=== EXERCISE AIM ===
Without omitting anything, retype the data that follows.

Records from a collection of figures
## START

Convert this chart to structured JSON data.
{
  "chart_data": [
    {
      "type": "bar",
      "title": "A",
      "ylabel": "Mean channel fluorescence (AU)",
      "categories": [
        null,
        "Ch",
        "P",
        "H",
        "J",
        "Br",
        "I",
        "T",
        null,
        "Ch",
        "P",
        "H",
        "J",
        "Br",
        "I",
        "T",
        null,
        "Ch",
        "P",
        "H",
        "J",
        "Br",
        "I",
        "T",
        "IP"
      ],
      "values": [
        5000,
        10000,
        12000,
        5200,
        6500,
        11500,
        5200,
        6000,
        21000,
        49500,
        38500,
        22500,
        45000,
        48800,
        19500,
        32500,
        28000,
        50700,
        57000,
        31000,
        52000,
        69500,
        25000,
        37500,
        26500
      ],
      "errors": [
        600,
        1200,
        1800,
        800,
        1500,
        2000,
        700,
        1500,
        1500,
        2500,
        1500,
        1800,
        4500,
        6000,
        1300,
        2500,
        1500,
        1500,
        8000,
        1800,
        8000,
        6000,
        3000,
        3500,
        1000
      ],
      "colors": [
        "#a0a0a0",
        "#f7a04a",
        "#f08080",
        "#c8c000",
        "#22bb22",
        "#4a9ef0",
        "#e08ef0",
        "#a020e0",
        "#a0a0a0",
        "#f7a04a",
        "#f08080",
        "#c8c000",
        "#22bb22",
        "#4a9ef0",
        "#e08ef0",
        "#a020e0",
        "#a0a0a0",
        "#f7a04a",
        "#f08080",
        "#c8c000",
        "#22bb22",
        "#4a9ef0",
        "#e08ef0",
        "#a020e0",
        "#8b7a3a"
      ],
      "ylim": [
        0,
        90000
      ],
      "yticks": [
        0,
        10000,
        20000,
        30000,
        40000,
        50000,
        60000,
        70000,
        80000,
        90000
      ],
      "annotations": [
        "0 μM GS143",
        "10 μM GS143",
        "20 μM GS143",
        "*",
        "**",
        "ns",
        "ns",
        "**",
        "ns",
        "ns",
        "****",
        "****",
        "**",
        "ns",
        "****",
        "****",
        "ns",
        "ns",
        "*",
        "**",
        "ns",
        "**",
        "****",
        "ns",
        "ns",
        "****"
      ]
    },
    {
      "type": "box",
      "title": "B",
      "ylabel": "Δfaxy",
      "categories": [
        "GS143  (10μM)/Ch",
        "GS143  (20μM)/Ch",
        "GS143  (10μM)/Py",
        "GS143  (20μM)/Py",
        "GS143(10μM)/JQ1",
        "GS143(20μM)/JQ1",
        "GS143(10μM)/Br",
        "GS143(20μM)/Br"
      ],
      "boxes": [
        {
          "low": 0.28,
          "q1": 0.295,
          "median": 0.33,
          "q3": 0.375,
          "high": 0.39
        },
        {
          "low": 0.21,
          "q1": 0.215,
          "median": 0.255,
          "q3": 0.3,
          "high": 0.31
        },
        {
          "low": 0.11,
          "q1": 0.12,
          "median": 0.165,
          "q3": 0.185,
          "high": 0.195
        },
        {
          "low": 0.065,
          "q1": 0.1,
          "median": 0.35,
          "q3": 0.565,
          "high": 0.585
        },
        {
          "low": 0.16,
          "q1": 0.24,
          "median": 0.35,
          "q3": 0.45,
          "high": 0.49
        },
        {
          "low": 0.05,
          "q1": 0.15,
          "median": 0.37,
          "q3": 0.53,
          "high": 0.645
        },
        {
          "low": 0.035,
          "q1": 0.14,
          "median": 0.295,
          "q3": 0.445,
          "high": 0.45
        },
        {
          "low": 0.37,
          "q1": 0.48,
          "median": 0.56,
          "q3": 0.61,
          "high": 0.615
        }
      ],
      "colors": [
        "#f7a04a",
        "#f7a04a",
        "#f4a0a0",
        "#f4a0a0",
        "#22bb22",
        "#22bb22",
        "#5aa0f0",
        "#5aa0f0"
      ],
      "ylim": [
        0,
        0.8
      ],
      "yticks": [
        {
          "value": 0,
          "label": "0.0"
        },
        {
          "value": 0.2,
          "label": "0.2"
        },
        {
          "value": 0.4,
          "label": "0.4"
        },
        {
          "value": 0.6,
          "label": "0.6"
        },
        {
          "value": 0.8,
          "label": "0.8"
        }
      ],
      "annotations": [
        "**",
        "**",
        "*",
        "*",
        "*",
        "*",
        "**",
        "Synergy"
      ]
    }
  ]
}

## END

=== RESPONSE BELOW ===
Convert this chart to structured JSON data.
{
  "chart_data": [
    {
      "type": "bar",
      "title": "A",
      "ylabel": "Mean channel fluorescence (AU)",
      "categories": [
        null,
        "Ch",
        "P",
        "H",
        "J",
        "Br",
        "I",
        "T",
        null,
        "Ch",
        "P",
        "H",
        "J",
        "Br",
        "I",
        "T",
        null,
        "Ch",
        "P",
        "H",
        "J",
        "Br",
        "I",
        "T",
        "IP"
      ],
      "values": [
        5000,
        10000,
        12000,
        5200,
        6500,
        11500,
        5200,
        6000,
        21000,
        49500,
        38500,
        22500,
        45000,
        48800,
        19500,
        32500,
        28000,
        50700,
        57000,
        31000,
        52000,
        69500,
        25000,
        37500,
        26500
      ],
      "errors": [
        600,
        1200,
        1800,
        800,
        1500,
        2000,
        700,
        1500,
        1500,
        2500,
        1500,
        1800,
        4500,
        6000,
        1300,
        2500,
        1500,
        1500,
        8000,
        1800,
        8000,
        6000,
        3000,
        3500,
        1000
      ],
      "colors": [
        "#a0a0a0",
        "#f7a04a",
        "#f08080",
        "#c8c000",
        "#22bb22",
        "#4a9ef0",
        "#e08ef0",
        "#a020e0",
        "#a0a0a0",
        "#f7a04a",
        "#f08080",
        "#c8c000",
        "#22bb22",
        "#4a9ef0",
        "#e08ef0",
        "#a020e0",
        "#a0a0a0",
        "#f7a04a",
        "#f08080",
        "#c8c000",
        "#22bb22",
        "#4a9ef0",
        "#e08ef0",
        "#a020e0",
        "#8b7a3a"
      ],
      "ylim": [
        0,
        90000
      ],
      "yticks": [
        0,
        10000,
        20000,
        30000,
        40000,
        50000,
        60000,
        70000,
        80000,
        90000
      ],
      "annotations": [
        "0 μM GS143",
        "10 μM GS143",
        "20 μM GS143",
        "*",
        "**",
        "ns",
        "ns",
        "**",
        "ns",
        "ns",
        "****",
        "****",
        "**",
        "ns",
        "****",
        "****",
        "ns",
        "ns",
        "*",
        "**",
        "ns",
        "**",
        "****",
        "ns",
        "ns",
        "****"
      ]
    },
    {
      "type": "box",
      "title": "B",
      "ylabel": "Δfaxy",
      "categories": [
        "GS143  (10μM)/Ch",
        "GS143  (20μM)/Ch",
        "GS143  (10μM)/Py",
        "GS143  (20μM)/Py",
        "GS143(10μM)/JQ1",
        "GS143(20μM)/JQ1",
        "GS143(10μM)/Br",
        "GS143(20μM)/Br"
      ],
      "boxes": [
        {
          "low": 0.28,
          "q1": 0.295,
          "median": 0.33,
          "q3": 0.375,
          "high": 0.39
        },
        {
          "low": 0.21,
          "q1": 0.215,
          "median": 0.255,
          "q3": 0.3,
          "high": 0.31
        },
        {
          "low": 0.11,
          "q1": 0.12,
          "median": 0.165,
          "q3": 0.185,
          "high": 0.195
        },
        {
          "low": 0.065,
          "q1": 0.1,
          "median": 0.35,
          "q3": 0.565,
          "high": 0.585
        },
        {
          "low": 0.16,
          "q1": 0.24,
          "median": 0.35,
          "q3": 0.45,
          "high": 0.49
        },
        {
          "low": 0.05,
          "q1": 0.15,
          "median": 0.37,
          "q3": 0.53,
          "high": 0.645
        },
        {
          "low": 0.035,
          "q1": 0.14,
          "median": 0.295,
          "q3": 0.445,
          "high": 0.45
        },
        {
          "low": 0.37,
          "q1": 0.48,
          "median": 0.56,
          "q3": 0.61,
          "high": 0.615
        }
      ],
      "colors": [
        "#f7a04a",
        "#f7a04a",
        "#f4a0a0",
        "#f4a0a0",
        "#22bb22",
        "#22bb22",
        "#5aa0f0",
        "#5aa0f0"
      ],
      "ylim": [
        0,
        0.8
      ],
      "yticks": [
        {
          "value": 0,
          "label": "0.0"
        },
        {
          "value": 0.2,
          "label": "0.2"
        },
        {
          "value": 0.4,
          "label": "0.4"
        },
        {
          "value": 0.6,
          "label": "0.6"
        },
        {
          "value": 0.8,
          "label": "0.8"
        }
      ],
      "annotations": [
        "**",
        "**",
        "*",
        "*",
        "*",
        "*",
        "**",
        "Synergy"
      ]
    }
  ]
}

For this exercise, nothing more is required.